### Work to complete:
Pick every line with "Pierre" from the material below.

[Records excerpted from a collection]

□ □ □

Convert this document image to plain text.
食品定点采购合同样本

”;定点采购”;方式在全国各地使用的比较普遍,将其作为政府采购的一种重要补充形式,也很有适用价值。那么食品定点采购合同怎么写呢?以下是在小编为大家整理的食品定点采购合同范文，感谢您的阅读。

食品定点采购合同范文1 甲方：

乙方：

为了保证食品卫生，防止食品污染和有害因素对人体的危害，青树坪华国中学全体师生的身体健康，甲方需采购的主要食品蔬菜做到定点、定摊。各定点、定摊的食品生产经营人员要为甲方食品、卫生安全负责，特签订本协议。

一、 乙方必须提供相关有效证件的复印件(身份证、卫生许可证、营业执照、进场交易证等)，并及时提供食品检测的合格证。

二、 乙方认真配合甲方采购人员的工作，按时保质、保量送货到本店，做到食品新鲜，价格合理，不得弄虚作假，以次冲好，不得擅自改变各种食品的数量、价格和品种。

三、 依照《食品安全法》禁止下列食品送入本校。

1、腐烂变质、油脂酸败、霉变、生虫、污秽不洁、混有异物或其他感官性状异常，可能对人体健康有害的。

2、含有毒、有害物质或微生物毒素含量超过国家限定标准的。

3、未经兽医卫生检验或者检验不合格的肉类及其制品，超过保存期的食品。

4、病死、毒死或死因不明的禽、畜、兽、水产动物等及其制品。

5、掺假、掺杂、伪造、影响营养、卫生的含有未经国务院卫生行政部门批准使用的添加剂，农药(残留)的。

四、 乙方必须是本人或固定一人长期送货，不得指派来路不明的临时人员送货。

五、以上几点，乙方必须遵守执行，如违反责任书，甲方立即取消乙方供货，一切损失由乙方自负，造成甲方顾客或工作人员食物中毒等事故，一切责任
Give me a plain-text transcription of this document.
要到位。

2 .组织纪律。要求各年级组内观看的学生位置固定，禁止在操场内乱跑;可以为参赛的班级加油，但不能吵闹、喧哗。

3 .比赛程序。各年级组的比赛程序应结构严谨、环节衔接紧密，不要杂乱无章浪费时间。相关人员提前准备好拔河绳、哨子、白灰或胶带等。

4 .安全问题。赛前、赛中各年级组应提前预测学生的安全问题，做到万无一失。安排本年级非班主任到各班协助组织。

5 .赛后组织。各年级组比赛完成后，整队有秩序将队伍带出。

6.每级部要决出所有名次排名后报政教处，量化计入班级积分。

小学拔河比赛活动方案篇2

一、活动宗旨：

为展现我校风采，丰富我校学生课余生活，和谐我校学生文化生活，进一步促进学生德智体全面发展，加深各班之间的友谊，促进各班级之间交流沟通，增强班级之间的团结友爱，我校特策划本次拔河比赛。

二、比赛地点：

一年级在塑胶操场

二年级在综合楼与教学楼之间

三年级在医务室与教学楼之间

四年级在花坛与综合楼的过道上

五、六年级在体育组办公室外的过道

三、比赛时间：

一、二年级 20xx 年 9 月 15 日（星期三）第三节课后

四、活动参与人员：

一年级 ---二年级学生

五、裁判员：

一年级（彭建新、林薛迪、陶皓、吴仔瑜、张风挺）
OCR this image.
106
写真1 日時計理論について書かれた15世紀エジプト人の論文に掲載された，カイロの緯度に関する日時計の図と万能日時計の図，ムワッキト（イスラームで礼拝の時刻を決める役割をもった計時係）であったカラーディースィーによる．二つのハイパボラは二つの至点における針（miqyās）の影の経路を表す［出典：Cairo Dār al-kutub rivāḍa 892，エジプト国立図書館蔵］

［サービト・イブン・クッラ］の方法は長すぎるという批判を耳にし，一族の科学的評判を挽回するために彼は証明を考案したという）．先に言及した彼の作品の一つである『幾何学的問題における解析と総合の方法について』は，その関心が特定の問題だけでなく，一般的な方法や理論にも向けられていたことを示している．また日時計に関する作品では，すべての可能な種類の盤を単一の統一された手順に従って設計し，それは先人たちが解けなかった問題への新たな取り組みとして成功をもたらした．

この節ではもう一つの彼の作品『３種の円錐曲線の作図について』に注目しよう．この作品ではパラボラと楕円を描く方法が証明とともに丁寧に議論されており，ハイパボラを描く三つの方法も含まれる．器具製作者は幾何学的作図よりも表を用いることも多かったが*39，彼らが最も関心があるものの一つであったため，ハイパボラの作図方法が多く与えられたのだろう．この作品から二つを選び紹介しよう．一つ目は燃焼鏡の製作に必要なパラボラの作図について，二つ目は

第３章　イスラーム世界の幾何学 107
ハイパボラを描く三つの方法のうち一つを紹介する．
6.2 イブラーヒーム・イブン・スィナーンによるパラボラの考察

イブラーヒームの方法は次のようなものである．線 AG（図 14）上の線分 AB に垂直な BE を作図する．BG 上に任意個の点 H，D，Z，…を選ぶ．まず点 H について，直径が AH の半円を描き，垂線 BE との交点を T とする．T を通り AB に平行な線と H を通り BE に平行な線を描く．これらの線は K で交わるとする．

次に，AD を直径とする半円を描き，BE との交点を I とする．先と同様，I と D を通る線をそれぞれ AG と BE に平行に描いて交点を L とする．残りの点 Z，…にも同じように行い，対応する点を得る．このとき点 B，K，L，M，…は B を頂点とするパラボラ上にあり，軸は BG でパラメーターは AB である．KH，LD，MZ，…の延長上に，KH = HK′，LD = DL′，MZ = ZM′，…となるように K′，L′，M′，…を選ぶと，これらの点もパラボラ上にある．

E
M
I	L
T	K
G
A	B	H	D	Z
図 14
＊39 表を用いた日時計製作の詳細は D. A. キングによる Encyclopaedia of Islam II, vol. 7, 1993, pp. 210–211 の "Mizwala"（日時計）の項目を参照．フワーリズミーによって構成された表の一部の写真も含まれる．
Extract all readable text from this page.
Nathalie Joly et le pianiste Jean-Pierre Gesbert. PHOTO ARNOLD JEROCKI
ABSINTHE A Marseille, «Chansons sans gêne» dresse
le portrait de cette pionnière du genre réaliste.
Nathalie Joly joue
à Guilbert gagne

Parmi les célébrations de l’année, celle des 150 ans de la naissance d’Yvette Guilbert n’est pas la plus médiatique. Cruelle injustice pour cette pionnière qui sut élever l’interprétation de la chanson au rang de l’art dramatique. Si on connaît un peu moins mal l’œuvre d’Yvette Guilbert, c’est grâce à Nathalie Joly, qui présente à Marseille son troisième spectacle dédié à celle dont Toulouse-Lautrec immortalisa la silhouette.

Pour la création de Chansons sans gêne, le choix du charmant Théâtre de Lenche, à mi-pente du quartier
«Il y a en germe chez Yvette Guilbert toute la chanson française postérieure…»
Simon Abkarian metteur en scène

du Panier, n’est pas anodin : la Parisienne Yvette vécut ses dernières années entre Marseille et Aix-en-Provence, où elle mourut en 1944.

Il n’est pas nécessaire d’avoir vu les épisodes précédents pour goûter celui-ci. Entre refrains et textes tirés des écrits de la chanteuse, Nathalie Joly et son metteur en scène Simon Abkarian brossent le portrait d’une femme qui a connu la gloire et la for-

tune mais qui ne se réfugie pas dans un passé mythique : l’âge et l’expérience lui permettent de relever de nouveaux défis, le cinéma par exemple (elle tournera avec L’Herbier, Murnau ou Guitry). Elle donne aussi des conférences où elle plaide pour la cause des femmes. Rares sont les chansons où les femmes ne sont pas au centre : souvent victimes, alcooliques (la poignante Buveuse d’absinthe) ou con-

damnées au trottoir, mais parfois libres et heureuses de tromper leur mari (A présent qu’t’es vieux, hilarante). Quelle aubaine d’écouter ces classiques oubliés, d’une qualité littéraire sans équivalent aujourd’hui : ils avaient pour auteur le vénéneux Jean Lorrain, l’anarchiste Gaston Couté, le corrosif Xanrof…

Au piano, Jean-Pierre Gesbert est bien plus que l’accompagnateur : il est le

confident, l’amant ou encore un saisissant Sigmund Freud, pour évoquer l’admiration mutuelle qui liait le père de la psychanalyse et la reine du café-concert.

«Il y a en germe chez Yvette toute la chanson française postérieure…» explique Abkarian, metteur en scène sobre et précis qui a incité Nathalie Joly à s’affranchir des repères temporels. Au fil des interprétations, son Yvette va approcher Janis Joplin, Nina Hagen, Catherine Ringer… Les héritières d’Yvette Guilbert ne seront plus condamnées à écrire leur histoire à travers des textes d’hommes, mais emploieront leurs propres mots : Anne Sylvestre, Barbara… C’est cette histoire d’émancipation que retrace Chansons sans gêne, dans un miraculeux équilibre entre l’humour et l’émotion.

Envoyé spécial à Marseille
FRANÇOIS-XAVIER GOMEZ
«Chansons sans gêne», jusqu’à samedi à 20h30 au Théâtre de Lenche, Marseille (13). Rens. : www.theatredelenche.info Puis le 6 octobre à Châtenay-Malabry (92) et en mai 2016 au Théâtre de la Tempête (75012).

□ □ □

### Finished answer:
Nathalie Joly et le pianiste Jean-Pierre Gesbert. PHOTO ARNOLD JEROCKI
Au piano, Jean-Pierre Gesbert est bien plus que l’accompagnateur : il est le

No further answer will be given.